OBJECTIVE: Scan the entries below for the word "coordinate". Copy each line that has it.

================

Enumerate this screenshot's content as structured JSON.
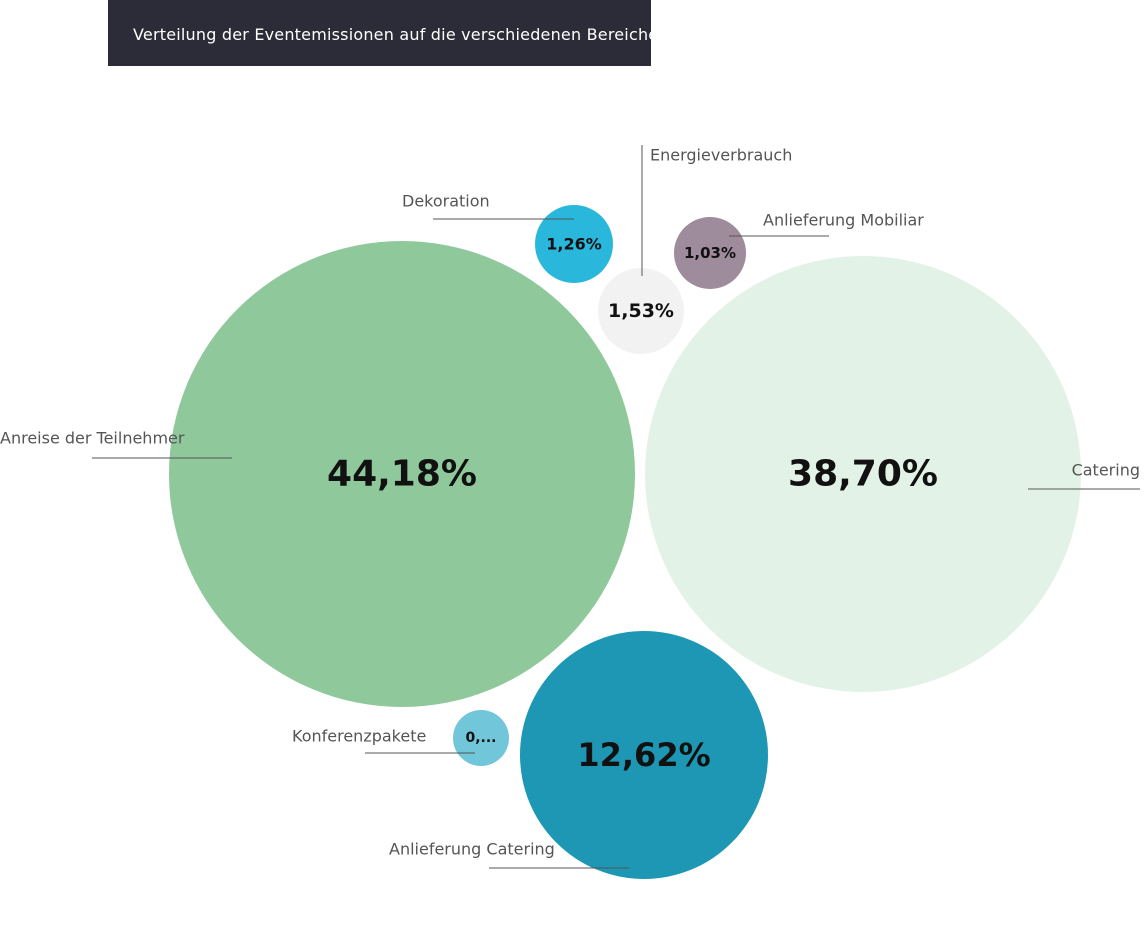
{
  "title": "Verteilung der Eventemissionen auf die verschiedenen Bereiche",
  "chart_data": {
    "type": "bubble",
    "unit": "%",
    "items": [
      {
        "label": "Anreise der Teilnehmer",
        "value": 44.18,
        "value_text": "44,18%",
        "color": "#8fc99b"
      },
      {
        "label": "Catering",
        "value": 38.7,
        "value_text": "38,70%",
        "color": "#e3f2e6"
      },
      {
        "label": "Anlieferung Catering",
        "value": 12.62,
        "value_text": "12,62%",
        "color": "#1d97b3"
      },
      {
        "label": "Energieverbrauch",
        "value": 1.53,
        "value_text": "1,53%",
        "color": "#f2f2f2"
      },
      {
        "label": "Dekoration",
        "value": 1.26,
        "value_text": "1,26%",
        "color": "#29b8dc"
      },
      {
        "label": "Anlieferung Mobiliar",
        "value": 1.03,
        "value_text": "1,03%",
        "color": "#9e8b9c"
      },
      {
        "label": "Konferenzpakete",
        "value": null,
        "value_text": "0,...",
        "color": "#72c6d9"
      }
    ]
  }
}
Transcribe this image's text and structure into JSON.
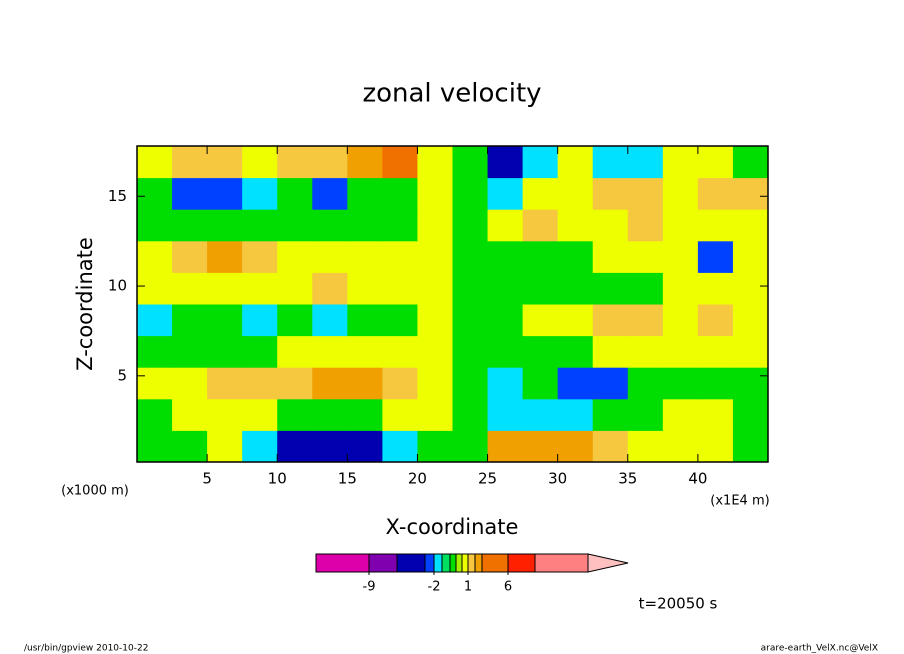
{
  "chart_data": {
    "type": "contour",
    "title": "zonal velocity",
    "x_label": "X-coordinate",
    "y_label": "Z-coordinate",
    "x_unit": "(x1E4 m)",
    "y_unit": "(x1000 m)",
    "time_label": "t=20050 s",
    "footer_left": "/usr/bin/gpview  2010-10-22",
    "footer_right": "arare-earth_VelX.nc@VelX",
    "xlim": [
      0,
      45
    ],
    "ylim": [
      0.2,
      17.8
    ],
    "xticks": [
      5,
      10,
      15,
      20,
      25,
      30,
      35,
      40
    ],
    "yticks": [
      5,
      10,
      15
    ],
    "x": [
      1.25,
      3.75,
      6.25,
      8.75,
      11.25,
      13.75,
      16.25,
      18.75,
      21.25,
      23.75,
      26.25,
      28.75,
      31.25,
      33.75,
      36.25,
      38.75,
      41.25,
      43.75
    ],
    "y": [
      1.08,
      2.84,
      4.6,
      6.36,
      8.12,
      9.88,
      11.64,
      13.4,
      15.16,
      16.92
    ],
    "z": [
      [
        -0.3,
        -0.3,
        0.7,
        -1.5,
        -4,
        -4,
        -4,
        -1.5,
        -0.3,
        -0.3,
        2.5,
        2.5,
        2.5,
        1.5,
        0.7,
        0.7,
        0.7,
        -0.3
      ],
      [
        -0.3,
        0.7,
        0.7,
        0.7,
        -0.3,
        -0.3,
        -0.3,
        0.7,
        0.7,
        -0.3,
        -1.5,
        -1.5,
        -1.5,
        -0.3,
        -0.3,
        0.7,
        0.7,
        -0.3
      ],
      [
        0.7,
        0.7,
        1.5,
        1.5,
        1.5,
        2.5,
        2.5,
        1.5,
        0.7,
        -0.3,
        -1.5,
        -0.3,
        -2.5,
        -2.5,
        -0.3,
        -0.3,
        -0.3,
        -0.3
      ],
      [
        -0.3,
        -0.3,
        -0.3,
        -0.3,
        0.7,
        0.7,
        0.7,
        0.7,
        0.7,
        -0.3,
        -0.3,
        -0.3,
        -0.3,
        0.7,
        0.7,
        0.7,
        0.7,
        0.7
      ],
      [
        -1.5,
        -0.3,
        -0.3,
        -1.5,
        -0.3,
        -1.5,
        -0.3,
        -0.3,
        0.7,
        -0.3,
        -0.3,
        0.7,
        0.7,
        1.5,
        1.5,
        0.7,
        1.5,
        0.7
      ],
      [
        0.7,
        0.7,
        0.7,
        0.7,
        0.7,
        1.5,
        0.7,
        0.7,
        0.7,
        -0.3,
        -0.3,
        -0.3,
        -0.3,
        -0.3,
        -0.3,
        0.7,
        0.7,
        0.7
      ],
      [
        0.7,
        1.5,
        2.5,
        1.5,
        0.7,
        0.7,
        0.7,
        0.7,
        0.7,
        -0.3,
        -0.3,
        -0.3,
        -0.3,
        0.7,
        0.7,
        0.7,
        -2.5,
        0.7
      ],
      [
        -0.3,
        -0.3,
        -0.3,
        -0.3,
        -0.3,
        -0.3,
        -0.3,
        -0.3,
        0.7,
        -0.3,
        0.7,
        1.5,
        0.7,
        0.7,
        1.5,
        0.7,
        0.7,
        0.7
      ],
      [
        -0.3,
        -2.5,
        -2.5,
        -1.5,
        -0.3,
        -2.5,
        -0.3,
        -0.3,
        0.7,
        -0.3,
        -1.5,
        0.7,
        0.7,
        1.5,
        1.5,
        0.7,
        1.5,
        1.5
      ],
      [
        0.7,
        1.5,
        1.5,
        0.7,
        1.5,
        1.5,
        2.5,
        3.5,
        0.7,
        -0.3,
        -4,
        -1.5,
        0.7,
        -1.5,
        -1.5,
        0.7,
        0.7,
        -0.3
      ]
    ],
    "levels": [
      -15,
      -9,
      -5,
      -3,
      -2,
      -1,
      -0.5,
      0,
      0.5,
      1,
      2,
      3,
      6,
      9,
      15
    ],
    "colors": [
      "#dd00aa",
      "#8000b0",
      "#0000b0",
      "#0040ff",
      "#00e0ff",
      "#00e060",
      "#00dd00",
      "#a8f000",
      "#eeff00",
      "#f5c840",
      "#f0a000",
      "#f07000",
      "#ff2000",
      "#ff8080",
      "#ffc0c0"
    ],
    "colorbar_ticks": [
      -9,
      -2,
      1,
      6
    ]
  }
}
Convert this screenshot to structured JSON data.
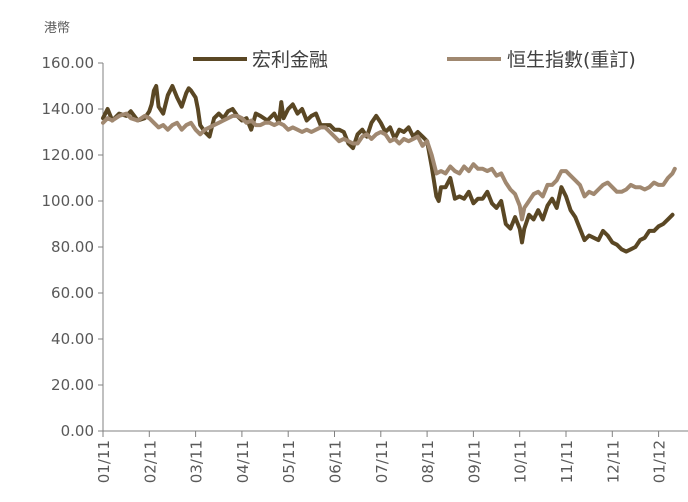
{
  "chart_data": {
    "type": "line",
    "title": "",
    "unit_label": "港幣",
    "xlabel": "",
    "ylabel": "",
    "ylim": [
      0,
      160
    ],
    "y_ticks": [
      0,
      20,
      40,
      60,
      80,
      100,
      120,
      140,
      160
    ],
    "y_tick_labels": [
      "0.00",
      "20.00",
      "40.00",
      "60.00",
      "80.00",
      "100.00",
      "120.00",
      "140.00",
      "160.00"
    ],
    "x_tick_labels": [
      "01/11",
      "02/11",
      "03/11",
      "04/11",
      "05/11",
      "06/11",
      "07/11",
      "08/11",
      "09/11",
      "10/11",
      "11/11",
      "12/11",
      "01/12"
    ],
    "legend_position": "top",
    "grid": false,
    "series": [
      {
        "name": "宏利金融",
        "color": "#5a4724",
        "values": [
          [
            0.0,
            136
          ],
          [
            0.1,
            140
          ],
          [
            0.2,
            135
          ],
          [
            0.35,
            138
          ],
          [
            0.5,
            137
          ],
          [
            0.6,
            139
          ],
          [
            0.75,
            135
          ],
          [
            0.9,
            136
          ],
          [
            1.0,
            139
          ],
          [
            1.05,
            142
          ],
          [
            1.1,
            148
          ],
          [
            1.15,
            150
          ],
          [
            1.2,
            141
          ],
          [
            1.3,
            138
          ],
          [
            1.4,
            146
          ],
          [
            1.5,
            150
          ],
          [
            1.6,
            145
          ],
          [
            1.7,
            141
          ],
          [
            1.8,
            147
          ],
          [
            1.85,
            149
          ],
          [
            1.9,
            148
          ],
          [
            2.0,
            145
          ],
          [
            2.05,
            140
          ],
          [
            2.1,
            133
          ],
          [
            2.2,
            130
          ],
          [
            2.3,
            128
          ],
          [
            2.4,
            136
          ],
          [
            2.5,
            138
          ],
          [
            2.6,
            136
          ],
          [
            2.7,
            139
          ],
          [
            2.8,
            140
          ],
          [
            2.9,
            137
          ],
          [
            3.0,
            135
          ],
          [
            3.1,
            136
          ],
          [
            3.2,
            131
          ],
          [
            3.3,
            138
          ],
          [
            3.4,
            137
          ],
          [
            3.55,
            135
          ],
          [
            3.7,
            138
          ],
          [
            3.8,
            134
          ],
          [
            3.85,
            143
          ],
          [
            3.9,
            136
          ],
          [
            4.0,
            140
          ],
          [
            4.1,
            142
          ],
          [
            4.2,
            138
          ],
          [
            4.3,
            140
          ],
          [
            4.4,
            135
          ],
          [
            4.5,
            137
          ],
          [
            4.6,
            138
          ],
          [
            4.7,
            133
          ],
          [
            4.8,
            133
          ],
          [
            4.9,
            133
          ],
          [
            5.0,
            131
          ],
          [
            5.1,
            131
          ],
          [
            5.2,
            130
          ],
          [
            5.3,
            125
          ],
          [
            5.4,
            123
          ],
          [
            5.5,
            129
          ],
          [
            5.6,
            131
          ],
          [
            5.7,
            128
          ],
          [
            5.8,
            134
          ],
          [
            5.9,
            137
          ],
          [
            6.0,
            134
          ],
          [
            6.1,
            130
          ],
          [
            6.2,
            132
          ],
          [
            6.3,
            127
          ],
          [
            6.4,
            131
          ],
          [
            6.5,
            130
          ],
          [
            6.6,
            132
          ],
          [
            6.7,
            128
          ],
          [
            6.8,
            130
          ],
          [
            6.9,
            128
          ],
          [
            7.0,
            126
          ],
          [
            7.1,
            115
          ],
          [
            7.2,
            102
          ],
          [
            7.25,
            100
          ],
          [
            7.3,
            106
          ],
          [
            7.4,
            106
          ],
          [
            7.5,
            110
          ],
          [
            7.6,
            101
          ],
          [
            7.7,
            102
          ],
          [
            7.8,
            101
          ],
          [
            7.9,
            104
          ],
          [
            8.0,
            99
          ],
          [
            8.1,
            101
          ],
          [
            8.2,
            101
          ],
          [
            8.3,
            104
          ],
          [
            8.4,
            99
          ],
          [
            8.5,
            97
          ],
          [
            8.6,
            100
          ],
          [
            8.7,
            90
          ],
          [
            8.8,
            88
          ],
          [
            8.9,
            93
          ],
          [
            9.0,
            88
          ],
          [
            9.05,
            82
          ],
          [
            9.1,
            88
          ],
          [
            9.2,
            94
          ],
          [
            9.3,
            92
          ],
          [
            9.4,
            96
          ],
          [
            9.5,
            92
          ],
          [
            9.6,
            98
          ],
          [
            9.7,
            101
          ],
          [
            9.8,
            97
          ],
          [
            9.9,
            106
          ],
          [
            10.0,
            102
          ],
          [
            10.1,
            96
          ],
          [
            10.2,
            93
          ],
          [
            10.3,
            88
          ],
          [
            10.4,
            83
          ],
          [
            10.5,
            85
          ],
          [
            10.6,
            84
          ],
          [
            10.7,
            83
          ],
          [
            10.8,
            87
          ],
          [
            10.9,
            85
          ],
          [
            11.0,
            82
          ],
          [
            11.1,
            81
          ],
          [
            11.2,
            79
          ],
          [
            11.3,
            78
          ],
          [
            11.4,
            79
          ],
          [
            11.5,
            80
          ],
          [
            11.6,
            83
          ],
          [
            11.7,
            84
          ],
          [
            11.8,
            87
          ],
          [
            11.9,
            87
          ],
          [
            12.0,
            89
          ],
          [
            12.1,
            90
          ],
          [
            12.2,
            92
          ],
          [
            12.3,
            94
          ]
        ]
      },
      {
        "name": "恒生指數(重訂)",
        "color": "#a08870",
        "values": [
          [
            0.0,
            134
          ],
          [
            0.1,
            136
          ],
          [
            0.2,
            135
          ],
          [
            0.35,
            137
          ],
          [
            0.5,
            138
          ],
          [
            0.6,
            136
          ],
          [
            0.75,
            135
          ],
          [
            0.9,
            137
          ],
          [
            1.0,
            136
          ],
          [
            1.1,
            134
          ],
          [
            1.2,
            132
          ],
          [
            1.3,
            133
          ],
          [
            1.4,
            131
          ],
          [
            1.5,
            133
          ],
          [
            1.6,
            134
          ],
          [
            1.7,
            131
          ],
          [
            1.8,
            133
          ],
          [
            1.9,
            134
          ],
          [
            2.0,
            131
          ],
          [
            2.1,
            129
          ],
          [
            2.2,
            131
          ],
          [
            2.3,
            132
          ],
          [
            2.4,
            133
          ],
          [
            2.5,
            134
          ],
          [
            2.6,
            135
          ],
          [
            2.7,
            136
          ],
          [
            2.8,
            137
          ],
          [
            2.9,
            137
          ],
          [
            3.0,
            136
          ],
          [
            3.1,
            134
          ],
          [
            3.2,
            135
          ],
          [
            3.3,
            133
          ],
          [
            3.4,
            133
          ],
          [
            3.5,
            134
          ],
          [
            3.6,
            134
          ],
          [
            3.7,
            133
          ],
          [
            3.8,
            134
          ],
          [
            3.9,
            133
          ],
          [
            4.0,
            131
          ],
          [
            4.1,
            132
          ],
          [
            4.2,
            131
          ],
          [
            4.3,
            130
          ],
          [
            4.4,
            131
          ],
          [
            4.5,
            130
          ],
          [
            4.6,
            131
          ],
          [
            4.7,
            132
          ],
          [
            4.8,
            132
          ],
          [
            4.9,
            130
          ],
          [
            5.0,
            128
          ],
          [
            5.1,
            126
          ],
          [
            5.2,
            127
          ],
          [
            5.3,
            126
          ],
          [
            5.4,
            125
          ],
          [
            5.5,
            125
          ],
          [
            5.6,
            128
          ],
          [
            5.7,
            129
          ],
          [
            5.8,
            127
          ],
          [
            5.9,
            129
          ],
          [
            6.0,
            130
          ],
          [
            6.1,
            129
          ],
          [
            6.2,
            126
          ],
          [
            6.3,
            127
          ],
          [
            6.4,
            125
          ],
          [
            6.5,
            127
          ],
          [
            6.6,
            126
          ],
          [
            6.7,
            127
          ],
          [
            6.8,
            128
          ],
          [
            6.9,
            124
          ],
          [
            7.0,
            126
          ],
          [
            7.1,
            120
          ],
          [
            7.2,
            112
          ],
          [
            7.3,
            113
          ],
          [
            7.4,
            112
          ],
          [
            7.5,
            115
          ],
          [
            7.6,
            113
          ],
          [
            7.7,
            112
          ],
          [
            7.8,
            115
          ],
          [
            7.9,
            113
          ],
          [
            8.0,
            116
          ],
          [
            8.1,
            114
          ],
          [
            8.2,
            114
          ],
          [
            8.3,
            113
          ],
          [
            8.4,
            114
          ],
          [
            8.5,
            111
          ],
          [
            8.6,
            112
          ],
          [
            8.7,
            108
          ],
          [
            8.8,
            105
          ],
          [
            8.9,
            103
          ],
          [
            9.0,
            98
          ],
          [
            9.05,
            92
          ],
          [
            9.1,
            97
          ],
          [
            9.2,
            100
          ],
          [
            9.3,
            103
          ],
          [
            9.4,
            104
          ],
          [
            9.5,
            102
          ],
          [
            9.6,
            107
          ],
          [
            9.7,
            107
          ],
          [
            9.8,
            109
          ],
          [
            9.9,
            113
          ],
          [
            10.0,
            113
          ],
          [
            10.1,
            111
          ],
          [
            10.2,
            109
          ],
          [
            10.3,
            107
          ],
          [
            10.4,
            102
          ],
          [
            10.5,
            104
          ],
          [
            10.6,
            103
          ],
          [
            10.7,
            105
          ],
          [
            10.8,
            107
          ],
          [
            10.9,
            108
          ],
          [
            11.0,
            106
          ],
          [
            11.1,
            104
          ],
          [
            11.2,
            104
          ],
          [
            11.3,
            105
          ],
          [
            11.4,
            107
          ],
          [
            11.5,
            106
          ],
          [
            11.6,
            106
          ],
          [
            11.7,
            105
          ],
          [
            11.8,
            106
          ],
          [
            11.9,
            108
          ],
          [
            12.0,
            107
          ],
          [
            12.1,
            107
          ],
          [
            12.2,
            110
          ],
          [
            12.3,
            112
          ],
          [
            12.35,
            114
          ]
        ]
      }
    ]
  }
}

================

IN RESPONSE:
    "x_label": "X-coordinate",
    "y_label": "Z-coordinate",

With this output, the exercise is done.